== THE PROBLEM ==
Can you give all the records again without altering a single character?

[Collection entries]
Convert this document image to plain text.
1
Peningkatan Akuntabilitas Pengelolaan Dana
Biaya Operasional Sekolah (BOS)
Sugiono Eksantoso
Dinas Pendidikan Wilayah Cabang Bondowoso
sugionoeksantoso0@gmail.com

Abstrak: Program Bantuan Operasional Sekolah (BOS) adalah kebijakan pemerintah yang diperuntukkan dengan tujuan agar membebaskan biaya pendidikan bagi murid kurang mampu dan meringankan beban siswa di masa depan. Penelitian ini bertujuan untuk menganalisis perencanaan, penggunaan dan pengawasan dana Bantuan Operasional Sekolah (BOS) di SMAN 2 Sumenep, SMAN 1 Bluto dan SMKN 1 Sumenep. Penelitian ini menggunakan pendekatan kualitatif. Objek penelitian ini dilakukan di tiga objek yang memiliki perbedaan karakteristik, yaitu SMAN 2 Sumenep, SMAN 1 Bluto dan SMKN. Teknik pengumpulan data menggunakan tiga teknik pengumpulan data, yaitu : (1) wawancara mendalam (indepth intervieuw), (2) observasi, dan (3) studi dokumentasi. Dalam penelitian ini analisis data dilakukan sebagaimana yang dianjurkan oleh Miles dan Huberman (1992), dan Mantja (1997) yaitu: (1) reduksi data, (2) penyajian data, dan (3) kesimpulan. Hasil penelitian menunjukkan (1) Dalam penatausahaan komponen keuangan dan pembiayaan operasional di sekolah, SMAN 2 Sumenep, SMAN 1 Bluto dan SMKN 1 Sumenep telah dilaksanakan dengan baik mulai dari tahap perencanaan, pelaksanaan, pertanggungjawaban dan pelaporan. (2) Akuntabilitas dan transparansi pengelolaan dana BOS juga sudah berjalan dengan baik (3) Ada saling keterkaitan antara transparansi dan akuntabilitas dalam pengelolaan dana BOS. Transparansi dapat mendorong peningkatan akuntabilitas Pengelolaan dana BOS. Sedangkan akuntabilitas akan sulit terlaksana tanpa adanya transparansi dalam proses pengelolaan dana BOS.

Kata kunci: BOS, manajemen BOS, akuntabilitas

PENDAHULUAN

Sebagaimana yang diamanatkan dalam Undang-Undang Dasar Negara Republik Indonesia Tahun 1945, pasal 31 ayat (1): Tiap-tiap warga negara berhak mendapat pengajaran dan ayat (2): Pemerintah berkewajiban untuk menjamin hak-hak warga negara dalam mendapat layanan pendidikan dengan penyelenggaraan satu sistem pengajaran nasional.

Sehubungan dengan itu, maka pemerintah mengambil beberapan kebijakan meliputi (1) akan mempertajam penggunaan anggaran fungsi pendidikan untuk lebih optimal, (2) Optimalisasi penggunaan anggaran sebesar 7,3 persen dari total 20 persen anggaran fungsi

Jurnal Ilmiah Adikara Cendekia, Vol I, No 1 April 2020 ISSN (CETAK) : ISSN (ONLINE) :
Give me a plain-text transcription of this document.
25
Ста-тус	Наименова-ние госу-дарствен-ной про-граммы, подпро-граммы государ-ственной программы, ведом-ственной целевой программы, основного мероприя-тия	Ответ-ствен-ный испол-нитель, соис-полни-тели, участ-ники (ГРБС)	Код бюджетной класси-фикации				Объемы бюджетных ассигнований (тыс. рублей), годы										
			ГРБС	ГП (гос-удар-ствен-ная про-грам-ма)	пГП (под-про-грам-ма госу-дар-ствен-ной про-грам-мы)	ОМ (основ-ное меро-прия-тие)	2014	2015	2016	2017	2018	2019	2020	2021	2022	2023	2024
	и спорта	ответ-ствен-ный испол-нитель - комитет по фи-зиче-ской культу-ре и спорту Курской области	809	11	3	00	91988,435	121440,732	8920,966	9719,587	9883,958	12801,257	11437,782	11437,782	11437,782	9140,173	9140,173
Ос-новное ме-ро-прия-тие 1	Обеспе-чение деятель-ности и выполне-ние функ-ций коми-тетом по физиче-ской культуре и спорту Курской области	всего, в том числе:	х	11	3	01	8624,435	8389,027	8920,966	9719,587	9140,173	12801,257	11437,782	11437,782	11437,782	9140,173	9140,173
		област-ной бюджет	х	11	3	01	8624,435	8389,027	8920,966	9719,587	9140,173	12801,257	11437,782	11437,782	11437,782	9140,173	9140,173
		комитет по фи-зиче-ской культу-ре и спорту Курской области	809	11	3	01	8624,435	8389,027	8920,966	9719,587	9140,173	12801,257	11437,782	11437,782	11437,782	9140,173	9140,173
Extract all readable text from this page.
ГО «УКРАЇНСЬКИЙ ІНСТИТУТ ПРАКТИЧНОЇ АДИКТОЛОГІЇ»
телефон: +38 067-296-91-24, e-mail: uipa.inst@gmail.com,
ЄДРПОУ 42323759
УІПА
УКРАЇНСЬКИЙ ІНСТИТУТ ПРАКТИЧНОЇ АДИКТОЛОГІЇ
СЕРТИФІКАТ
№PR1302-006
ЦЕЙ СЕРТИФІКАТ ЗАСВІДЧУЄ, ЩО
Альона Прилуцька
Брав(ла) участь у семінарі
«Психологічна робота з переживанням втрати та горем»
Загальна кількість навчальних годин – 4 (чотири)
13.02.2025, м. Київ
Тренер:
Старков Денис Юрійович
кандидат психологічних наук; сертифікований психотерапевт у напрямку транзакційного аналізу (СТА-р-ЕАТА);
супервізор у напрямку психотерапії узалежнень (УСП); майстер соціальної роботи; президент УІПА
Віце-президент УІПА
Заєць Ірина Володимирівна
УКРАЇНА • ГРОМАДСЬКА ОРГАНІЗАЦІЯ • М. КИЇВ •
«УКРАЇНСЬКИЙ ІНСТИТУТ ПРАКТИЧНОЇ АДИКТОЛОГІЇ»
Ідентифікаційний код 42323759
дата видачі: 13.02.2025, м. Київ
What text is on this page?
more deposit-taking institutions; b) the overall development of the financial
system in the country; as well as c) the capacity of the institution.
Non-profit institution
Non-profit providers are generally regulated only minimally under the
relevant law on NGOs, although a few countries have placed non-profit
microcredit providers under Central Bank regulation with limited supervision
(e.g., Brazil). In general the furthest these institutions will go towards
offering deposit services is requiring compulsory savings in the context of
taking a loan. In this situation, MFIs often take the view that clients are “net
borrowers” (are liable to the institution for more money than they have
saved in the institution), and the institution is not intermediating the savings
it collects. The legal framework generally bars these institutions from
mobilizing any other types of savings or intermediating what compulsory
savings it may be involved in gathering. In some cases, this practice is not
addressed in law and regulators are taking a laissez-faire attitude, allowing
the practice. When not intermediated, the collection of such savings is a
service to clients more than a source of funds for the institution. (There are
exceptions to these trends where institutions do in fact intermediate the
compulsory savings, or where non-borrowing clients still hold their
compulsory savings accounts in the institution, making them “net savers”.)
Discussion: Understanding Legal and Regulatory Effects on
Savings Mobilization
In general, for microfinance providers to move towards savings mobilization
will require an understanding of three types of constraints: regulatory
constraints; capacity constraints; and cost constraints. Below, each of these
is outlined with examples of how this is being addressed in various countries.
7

== CORRECT OUTPUT ==
Convert this document image to plain text.
1
Peningkatan Akuntabilitas Pengelolaan Dana
Biaya Operasional Sekolah (BOS)
Sugiono Eksantoso
Dinas Pendidikan Wilayah Cabang Bondowoso
sugionoeksantoso0@gmail.com

Abstrak: Program Bantuan Operasional Sekolah (BOS) adalah kebijakan pemerintah yang diperuntukkan dengan tujuan agar membebaskan biaya pendidikan bagi murid kurang mampu dan meringankan beban siswa di masa depan. Penelitian ini bertujuan untuk menganalisis perencanaan, penggunaan dan pengawasan dana Bantuan Operasional Sekolah (BOS) di SMAN 2 Sumenep, SMAN 1 Bluto dan SMKN 1 Sumenep. Penelitian ini menggunakan pendekatan kualitatif. Objek penelitian ini dilakukan di tiga objek yang memiliki perbedaan karakteristik, yaitu SMAN 2 Sumenep, SMAN 1 Bluto dan SMKN. Teknik pengumpulan data menggunakan tiga teknik pengumpulan data, yaitu : (1) wawancara mendalam (indepth intervieuw), (2) observasi, dan (3) studi dokumentasi. Dalam penelitian ini analisis data dilakukan sebagaimana yang dianjurkan oleh Miles dan Huberman (1992), dan Mantja (1997) yaitu: (1) reduksi data, (2) penyajian data, dan (3) kesimpulan. Hasil penelitian menunjukkan (1) Dalam penatausahaan komponen keuangan dan pembiayaan operasional di sekolah, SMAN 2 Sumenep, SMAN 1 Bluto dan SMKN 1 Sumenep telah dilaksanakan dengan baik mulai dari tahap perencanaan, pelaksanaan, pertanggungjawaban dan pelaporan. (2) Akuntabilitas dan transparansi pengelolaan dana BOS juga sudah berjalan dengan baik (3) Ada saling keterkaitan antara transparansi dan akuntabilitas dalam pengelolaan dana BOS. Transparansi dapat mendorong peningkatan akuntabilitas Pengelolaan dana BOS. Sedangkan akuntabilitas akan sulit terlaksana tanpa adanya transparansi dalam proses pengelolaan dana BOS.

Kata kunci: BOS, manajemen BOS, akuntabilitas

PENDAHULUAN

Sebagaimana yang diamanatkan dalam Undang-Undang Dasar Negara Republik Indonesia Tahun 1945, pasal 31 ayat (1): Tiap-tiap warga negara berhak mendapat pengajaran dan ayat (2): Pemerintah berkewajiban untuk menjamin hak-hak warga negara dalam mendapat layanan pendidikan dengan penyelenggaraan satu sistem pengajaran nasional.

Sehubungan dengan itu, maka pemerintah mengambil beberapan kebijakan meliputi (1) akan mempertajam penggunaan anggaran fungsi pendidikan untuk lebih optimal, (2) Optimalisasi penggunaan anggaran sebesar 7,3 persen dari total 20 persen anggaran fungsi

Jurnal Ilmiah Adikara Cendekia, Vol I, No 1 April 2020 ISSN (CETAK) : ISSN (ONLINE) :
Give me a plain-text transcription of this document.
25
Ста-тус	Наименова-ние госу-дарствен-ной про-граммы, подпро-граммы государ-ственной программы, ведом-ственной целевой программы, основного мероприя-тия	Ответ-ствен-ный испол-нитель, соис-полни-тели, участ-ники (ГРБС)	Код бюджетной класси-фикации				Объемы бюджетных ассигнований (тыс. рублей), годы										
			ГРБС	ГП (гос-удар-ствен-ная про-грам-ма)	пГП (под-про-грам-ма госу-дар-ствен-ной про-грам-мы)	ОМ (основ-ное меро-прия-тие)	2014	2015	2016	2017	2018	2019	2020	2021	2022	2023	2024
	и спорта	ответ-ствен-ный испол-нитель - комитет по фи-зиче-ской культу-ре и спорту Курской области	809	11	3	00	91988,435	121440,732	8920,966	9719,587	9883,958	12801,257	11437,782	11437,782	11437,782	9140,173	9140,173
Ос-новное ме-ро-прия-тие 1	Обеспе-чение деятель-ности и выполне-ние функ-ций коми-тетом по физиче-ской культуре и спорту Курской области	всего, в том числе:	х	11	3	01	8624,435	8389,027	8920,966	9719,587	9140,173	12801,257	11437,782	11437,782	11437,782	9140,173	9140,173
		област-ной бюджет	х	11	3	01	8624,435	8389,027	8920,966	9719,587	9140,173	12801,257	11437,782	11437,782	11437,782	9140,173	9140,173
		комитет по фи-зиче-ской культу-ре и спорту Курской области	809	11	3	01	8624,435	8389,027	8920,966	9719,587	9140,173	12801,257	11437,782	11437,782	11437,782	9140,173	9140,173
Extract all readable text from this page.
ГО «УКРАЇНСЬКИЙ ІНСТИТУТ ПРАКТИЧНОЇ АДИКТОЛОГІЇ»
телефон: +38 067-296-91-24, e-mail: uipa.inst@gmail.com,
ЄДРПОУ 42323759
УІПА
УКРАЇНСЬКИЙ ІНСТИТУТ ПРАКТИЧНОЇ АДИКТОЛОГІЇ
СЕРТИФІКАТ
№PR1302-006
ЦЕЙ СЕРТИФІКАТ ЗАСВІДЧУЄ, ЩО
Альона Прилуцька
Брав(ла) участь у семінарі
«Психологічна робота з переживанням втрати та горем»
Загальна кількість навчальних годин – 4 (чотири)
13.02.2025, м. Київ
Тренер:
Старков Денис Юрійович
кандидат психологічних наук; сертифікований психотерапевт у напрямку транзакційного аналізу (СТА-р-ЕАТА);
супервізор у напрямку психотерапії узалежнень (УСП); майстер соціальної роботи; президент УІПА
Віце-президент УІПА
Заєць Ірина Володимирівна
УКРАЇНА • ГРОМАДСЬКА ОРГАНІЗАЦІЯ • М. КИЇВ •
«УКРАЇНСЬКИЙ ІНСТИТУТ ПРАКТИЧНОЇ АДИКТОЛОГІЇ»
Ідентифікаційний код 42323759
дата видачі: 13.02.2025, м. Київ
What text is on this page?
more deposit-taking institutions; b) the overall development of the financial
system in the country; as well as c) the capacity of the institution.
Non-profit institution
Non-profit providers are generally regulated only minimally under the
relevant law on NGOs, although a few countries have placed non-profit
microcredit providers under Central Bank regulation with limited supervision
(e.g., Brazil). In general the furthest these institutions will go towards
offering deposit services is requiring compulsory savings in the context of
taking a loan. In this situation, MFIs often take the view that clients are “net
borrowers” (are liable to the institution for more money than they have
saved in the institution), and the institution is not intermediating the savings
it collects. The legal framework generally bars these institutions from
mobilizing any other types of savings or intermediating what compulsory
savings it may be involved in gathering. In some cases, this practice is not
addressed in law and regulators are taking a laissez-faire attitude, allowing
the practice. When not intermediated, the collection of such savings is a
service to clients more than a source of funds for the institution. (There are
exceptions to these trends where institutions do in fact intermediate the
compulsory savings, or where non-borrowing clients still hold their
compulsory savings accounts in the institution, making them “net savers”.)
Discussion: Understanding Legal and Regulatory Effects on
Savings Mobilization
In general, for microfinance providers to move towards savings mobilization
will require an understanding of three types of constraints: regulatory
constraints; capacity constraints; and cost constraints. Below, each of these
is outlined with examples of how this is being addressed in various countries.
7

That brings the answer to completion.